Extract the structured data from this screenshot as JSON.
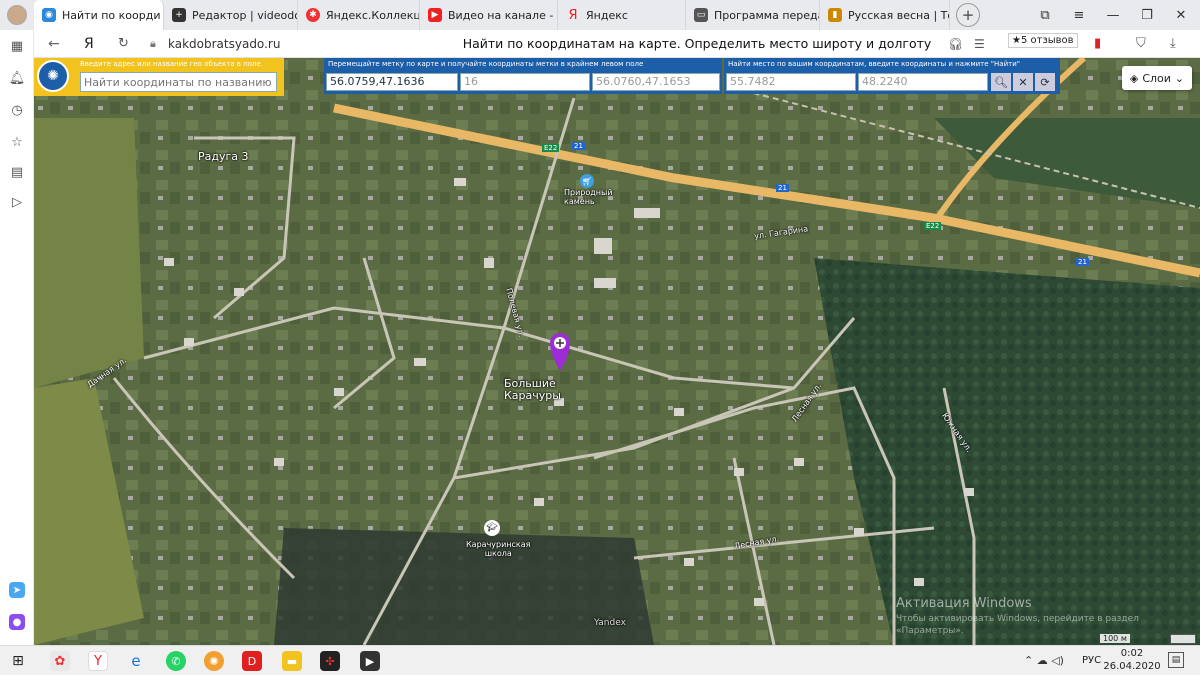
{
  "tabs": [
    {
      "title": "Найти по коорди",
      "color": "#2a8ad8",
      "active": true
    },
    {
      "title": "Редактор | videodoro",
      "color": "#333"
    },
    {
      "title": "Яндекс.Коллекции",
      "color": "#e33"
    },
    {
      "title": "Видео на канале - Yo",
      "color": "#e22"
    },
    {
      "title": "Яндекс",
      "color": "#e22"
    },
    {
      "title": "Программа передач",
      "color": "#555"
    },
    {
      "title": "Русская весна | Толь",
      "color": "#c80"
    }
  ],
  "tab_close": "✕",
  "new_tab": "+",
  "address": {
    "yandex_glyph": "Я",
    "url": "kakdobratsyado.ru",
    "page_title": "Найти по координатам на карте. Определить место широту и долготу",
    "reviews": "★5 отзывов"
  },
  "search": {
    "hint": "Введите адрес или название гео объекта в поле",
    "placeholder": "Найти координаты по названию"
  },
  "coord_panel": {
    "hint": "Перемещайте метку по карте и получайте координаты метки в крайнем левом поле",
    "marker_coords": "56.0759,47.1636",
    "zoom": "16",
    "corner_coords": "56.0760,47.1653"
  },
  "find_panel": {
    "hint": "Найти место по вашим координатам, введите координаты и нажмите \"Найти\"",
    "lat": "55.7482",
    "lon": "48.2240"
  },
  "layers_button": "Слои",
  "map_labels": {
    "raduga": "Радуга 3",
    "village": "Большие\nКарачуры",
    "school": "Карачуринская\nшкола",
    "store": "Природный\nкамень",
    "e22a": "E22",
    "e22b": "E22",
    "r21a": "21",
    "r21b": "21",
    "r21c": "21",
    "st_gagarina": "ул. Гагарина",
    "st_polevaya": "Полевая ул.",
    "st_dachnaya": "Дачная ул.",
    "st_lesnaya": "Лесная ул.",
    "st_yuzhnaya": "Южная ул.",
    "st_lesnaya2": "Лесная ул.",
    "yandex_mark": "Yandex"
  },
  "watermark": {
    "line1": "Активация Windows",
    "line2": "Чтобы активировать Windows, перейдите в раздел",
    "line3": "«Параметры»."
  },
  "scale": "100 м",
  "taskbar": {
    "lang": "РУС",
    "time": "0:02",
    "date": "26.04.2020"
  }
}
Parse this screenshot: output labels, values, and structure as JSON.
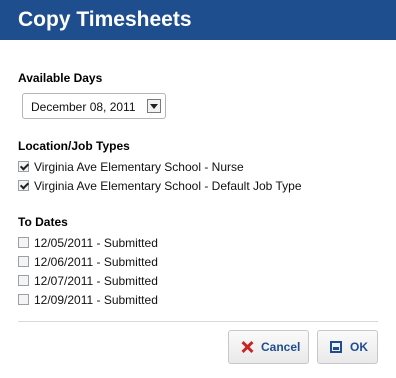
{
  "dialog": {
    "title": "Copy Timesheets"
  },
  "available_days": {
    "label": "Available Days",
    "selected": "December 08, 2011"
  },
  "location_job_types": {
    "label": "Location/Job Types",
    "items": [
      {
        "label": "Virginia Ave Elementary School - Nurse",
        "checked": true
      },
      {
        "label": "Virginia Ave Elementary School - Default Job Type",
        "checked": true
      }
    ]
  },
  "to_dates": {
    "label": "To Dates",
    "items": [
      {
        "label": "12/05/2011 - Submitted",
        "checked": false
      },
      {
        "label": "12/06/2011 - Submitted",
        "checked": false
      },
      {
        "label": "12/07/2011 - Submitted",
        "checked": false
      },
      {
        "label": "12/09/2011 - Submitted",
        "checked": false
      }
    ]
  },
  "buttons": {
    "cancel": "Cancel",
    "ok": "OK"
  },
  "colors": {
    "header": "#1f4e8e",
    "accent": "#1f4e8e",
    "cancel_icon": "#c62828"
  }
}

What you need to do: Copy every single line of the material above that holds "Windows".

Task answer:
    "line1": "Активация Windows",
    "line2": "Чтобы активировать Windows, перейдите в раздел",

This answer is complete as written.